#### Stated exercise:
Give the number of lines containing the word "Observe" and nothing more.

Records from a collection
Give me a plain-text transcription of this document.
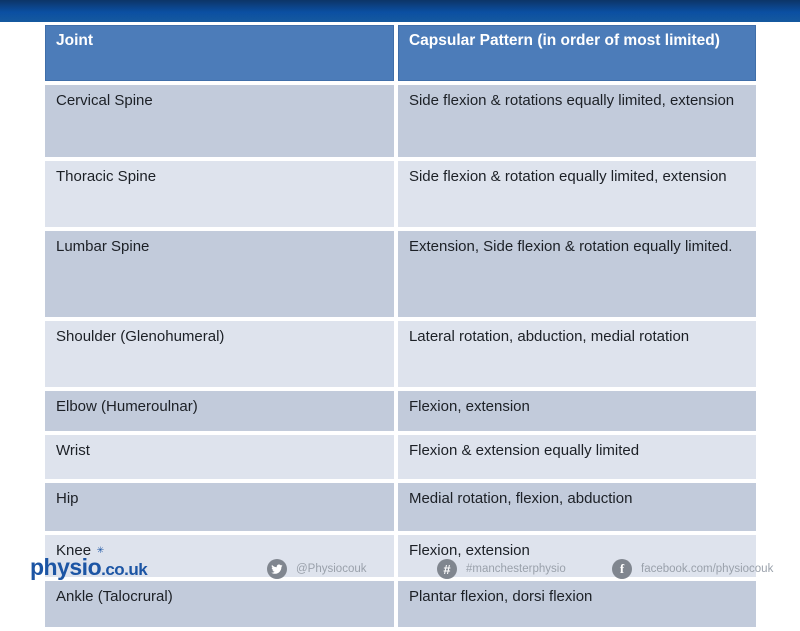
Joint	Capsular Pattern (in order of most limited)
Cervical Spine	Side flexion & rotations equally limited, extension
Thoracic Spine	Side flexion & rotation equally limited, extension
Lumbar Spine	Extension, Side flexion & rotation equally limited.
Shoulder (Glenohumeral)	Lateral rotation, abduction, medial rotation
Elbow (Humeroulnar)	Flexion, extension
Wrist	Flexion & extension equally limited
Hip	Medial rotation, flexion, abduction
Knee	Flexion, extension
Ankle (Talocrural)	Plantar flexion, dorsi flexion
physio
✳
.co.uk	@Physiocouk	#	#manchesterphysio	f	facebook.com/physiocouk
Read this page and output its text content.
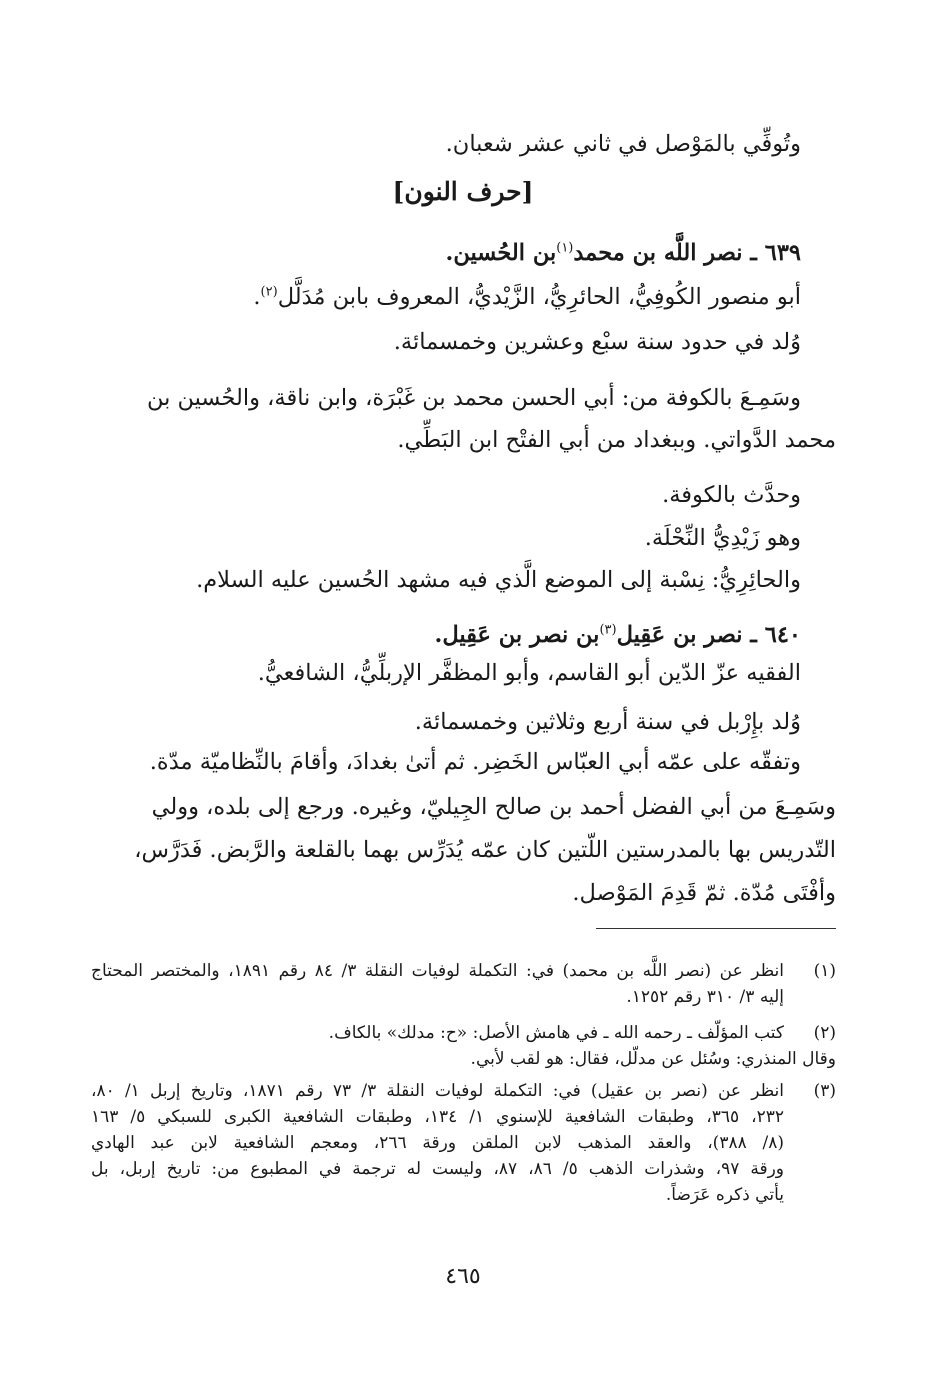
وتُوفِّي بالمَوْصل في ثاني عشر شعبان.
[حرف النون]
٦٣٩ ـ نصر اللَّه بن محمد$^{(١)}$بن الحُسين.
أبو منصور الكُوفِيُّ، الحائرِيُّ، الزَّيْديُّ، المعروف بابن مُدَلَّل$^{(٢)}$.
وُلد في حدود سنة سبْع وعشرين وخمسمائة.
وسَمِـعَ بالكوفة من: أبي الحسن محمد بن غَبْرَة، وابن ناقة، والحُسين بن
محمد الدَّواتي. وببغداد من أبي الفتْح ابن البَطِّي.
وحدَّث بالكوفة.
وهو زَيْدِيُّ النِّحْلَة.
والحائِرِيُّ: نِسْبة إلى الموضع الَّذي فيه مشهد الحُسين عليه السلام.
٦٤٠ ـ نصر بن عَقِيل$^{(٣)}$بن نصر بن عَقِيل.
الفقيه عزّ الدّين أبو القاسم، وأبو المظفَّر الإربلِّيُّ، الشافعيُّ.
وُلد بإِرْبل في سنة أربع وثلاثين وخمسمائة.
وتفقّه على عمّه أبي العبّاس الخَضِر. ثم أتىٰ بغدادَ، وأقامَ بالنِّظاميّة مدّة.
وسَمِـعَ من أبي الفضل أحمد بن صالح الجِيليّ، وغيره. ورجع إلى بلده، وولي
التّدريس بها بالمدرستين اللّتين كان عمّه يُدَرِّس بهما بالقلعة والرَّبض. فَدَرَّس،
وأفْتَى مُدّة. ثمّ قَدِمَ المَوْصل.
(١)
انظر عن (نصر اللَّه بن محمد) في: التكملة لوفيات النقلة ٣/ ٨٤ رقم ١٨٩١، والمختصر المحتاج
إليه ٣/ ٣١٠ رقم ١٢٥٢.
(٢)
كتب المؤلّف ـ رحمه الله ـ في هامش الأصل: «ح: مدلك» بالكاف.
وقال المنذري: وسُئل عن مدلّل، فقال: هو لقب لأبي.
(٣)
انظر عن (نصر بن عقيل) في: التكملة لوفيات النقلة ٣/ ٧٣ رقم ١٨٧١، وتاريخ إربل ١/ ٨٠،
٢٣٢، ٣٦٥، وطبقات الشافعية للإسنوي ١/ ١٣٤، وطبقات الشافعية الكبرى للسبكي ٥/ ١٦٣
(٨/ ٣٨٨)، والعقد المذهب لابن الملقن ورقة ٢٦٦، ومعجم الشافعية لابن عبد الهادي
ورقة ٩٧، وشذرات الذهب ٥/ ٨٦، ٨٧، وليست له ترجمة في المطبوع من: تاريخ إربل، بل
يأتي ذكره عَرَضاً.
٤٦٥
--
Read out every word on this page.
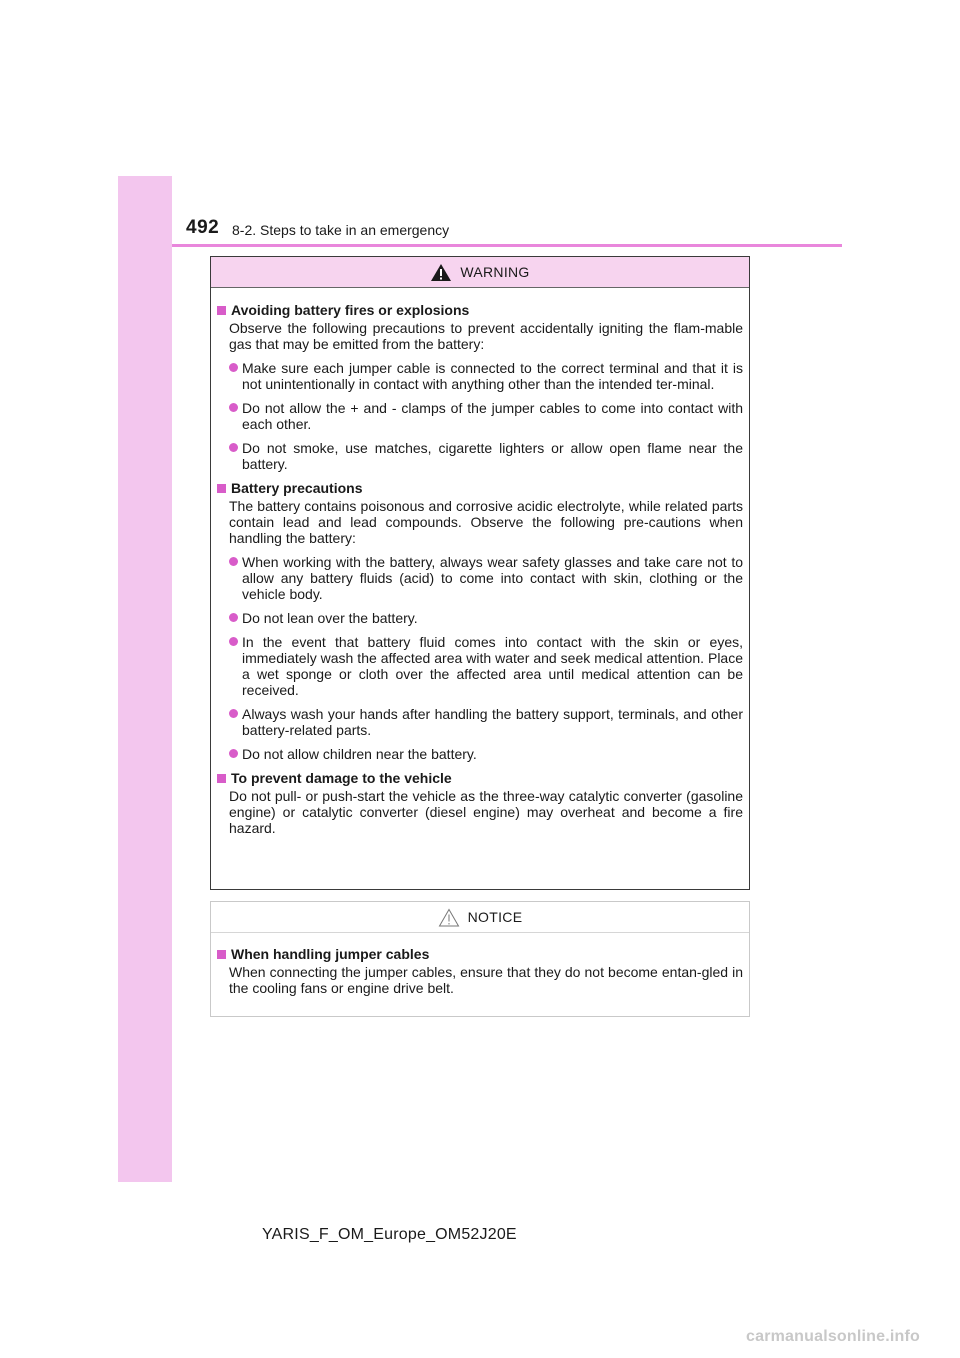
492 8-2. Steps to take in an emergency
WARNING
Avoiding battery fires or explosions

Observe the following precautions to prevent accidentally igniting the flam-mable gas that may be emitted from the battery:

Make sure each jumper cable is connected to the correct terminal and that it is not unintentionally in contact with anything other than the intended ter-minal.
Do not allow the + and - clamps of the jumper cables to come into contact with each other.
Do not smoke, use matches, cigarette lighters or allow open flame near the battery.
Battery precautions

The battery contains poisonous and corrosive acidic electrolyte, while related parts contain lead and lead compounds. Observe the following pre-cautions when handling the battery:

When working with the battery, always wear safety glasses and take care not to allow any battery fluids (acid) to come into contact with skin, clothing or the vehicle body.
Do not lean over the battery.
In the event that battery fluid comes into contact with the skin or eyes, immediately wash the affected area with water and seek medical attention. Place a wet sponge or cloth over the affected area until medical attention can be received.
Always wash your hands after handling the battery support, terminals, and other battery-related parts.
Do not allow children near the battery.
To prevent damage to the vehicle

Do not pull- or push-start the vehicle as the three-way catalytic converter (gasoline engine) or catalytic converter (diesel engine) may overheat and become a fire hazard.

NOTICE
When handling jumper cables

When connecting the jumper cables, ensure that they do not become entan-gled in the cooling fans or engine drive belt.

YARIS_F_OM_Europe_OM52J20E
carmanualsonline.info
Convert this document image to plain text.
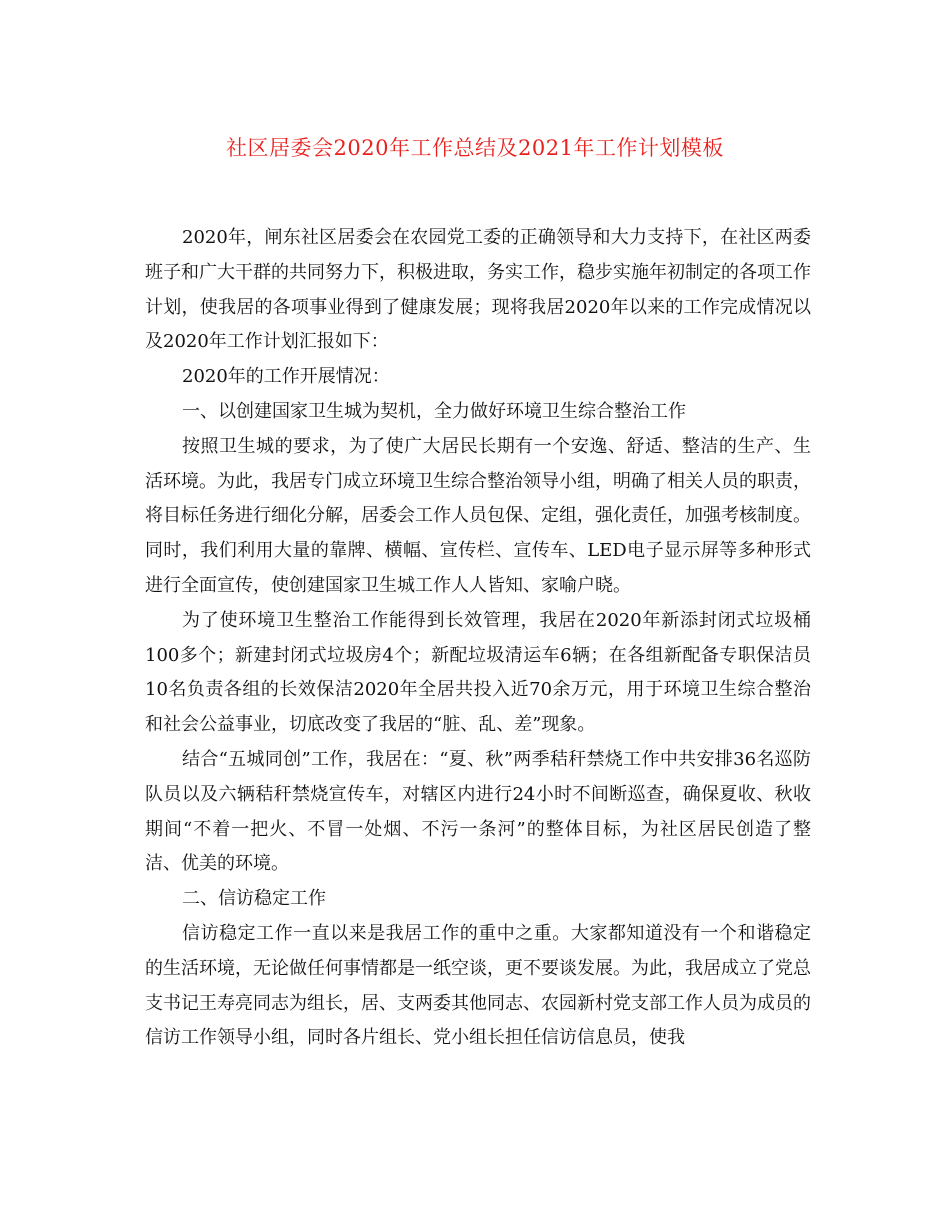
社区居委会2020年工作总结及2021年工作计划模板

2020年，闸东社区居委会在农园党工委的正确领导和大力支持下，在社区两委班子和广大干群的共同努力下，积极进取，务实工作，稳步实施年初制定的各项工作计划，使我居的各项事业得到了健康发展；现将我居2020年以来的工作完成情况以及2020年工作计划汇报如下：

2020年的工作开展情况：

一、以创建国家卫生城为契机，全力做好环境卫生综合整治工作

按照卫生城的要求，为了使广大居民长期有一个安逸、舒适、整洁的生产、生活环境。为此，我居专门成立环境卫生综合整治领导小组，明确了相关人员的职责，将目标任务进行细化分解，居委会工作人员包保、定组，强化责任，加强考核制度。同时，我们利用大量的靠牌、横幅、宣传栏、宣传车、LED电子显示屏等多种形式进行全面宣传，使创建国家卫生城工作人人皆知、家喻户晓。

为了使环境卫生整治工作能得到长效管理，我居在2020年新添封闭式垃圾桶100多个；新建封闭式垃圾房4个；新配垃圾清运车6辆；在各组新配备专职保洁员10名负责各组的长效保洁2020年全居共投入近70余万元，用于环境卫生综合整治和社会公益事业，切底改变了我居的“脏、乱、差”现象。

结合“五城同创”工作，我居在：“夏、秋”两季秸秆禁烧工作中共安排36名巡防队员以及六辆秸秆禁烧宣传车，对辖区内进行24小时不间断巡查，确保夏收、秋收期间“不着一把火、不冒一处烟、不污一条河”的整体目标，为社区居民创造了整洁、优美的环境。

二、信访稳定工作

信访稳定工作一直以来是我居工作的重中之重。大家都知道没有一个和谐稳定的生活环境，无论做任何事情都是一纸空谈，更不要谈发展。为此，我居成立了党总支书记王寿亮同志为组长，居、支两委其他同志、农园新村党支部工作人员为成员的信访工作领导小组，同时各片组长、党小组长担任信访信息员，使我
==
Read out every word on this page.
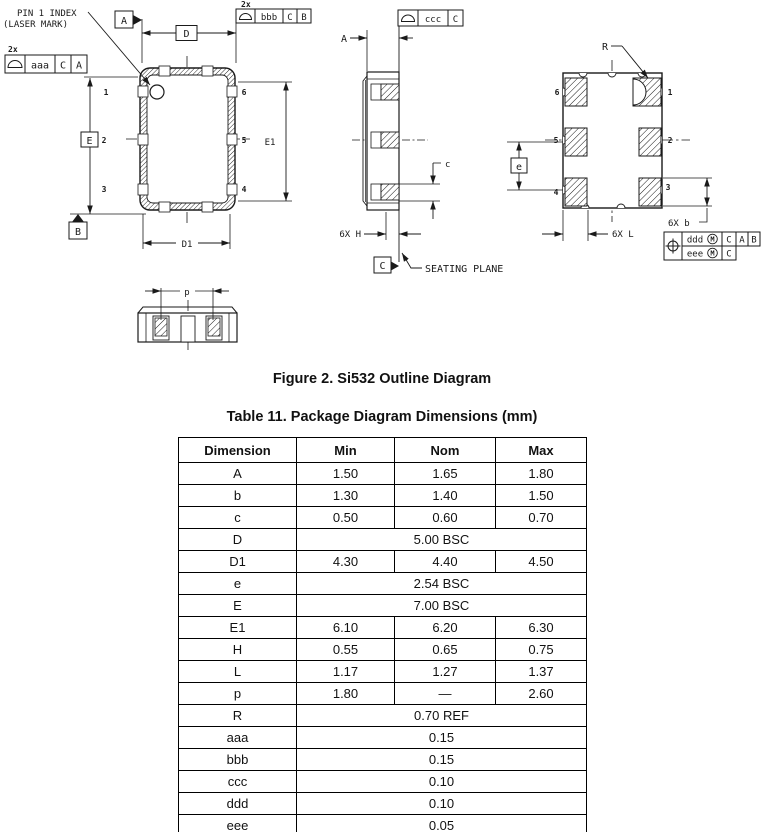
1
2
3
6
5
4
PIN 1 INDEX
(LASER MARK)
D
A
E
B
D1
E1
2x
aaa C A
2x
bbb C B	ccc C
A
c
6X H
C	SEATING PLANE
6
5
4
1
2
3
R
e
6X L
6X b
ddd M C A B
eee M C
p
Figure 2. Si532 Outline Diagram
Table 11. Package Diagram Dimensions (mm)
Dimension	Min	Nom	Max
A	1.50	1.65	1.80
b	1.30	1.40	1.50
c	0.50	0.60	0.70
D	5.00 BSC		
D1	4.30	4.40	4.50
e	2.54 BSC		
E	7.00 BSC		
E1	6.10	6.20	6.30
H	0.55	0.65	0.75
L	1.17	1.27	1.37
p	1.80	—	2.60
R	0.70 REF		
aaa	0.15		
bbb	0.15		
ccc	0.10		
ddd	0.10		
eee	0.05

#### Problem solution:
2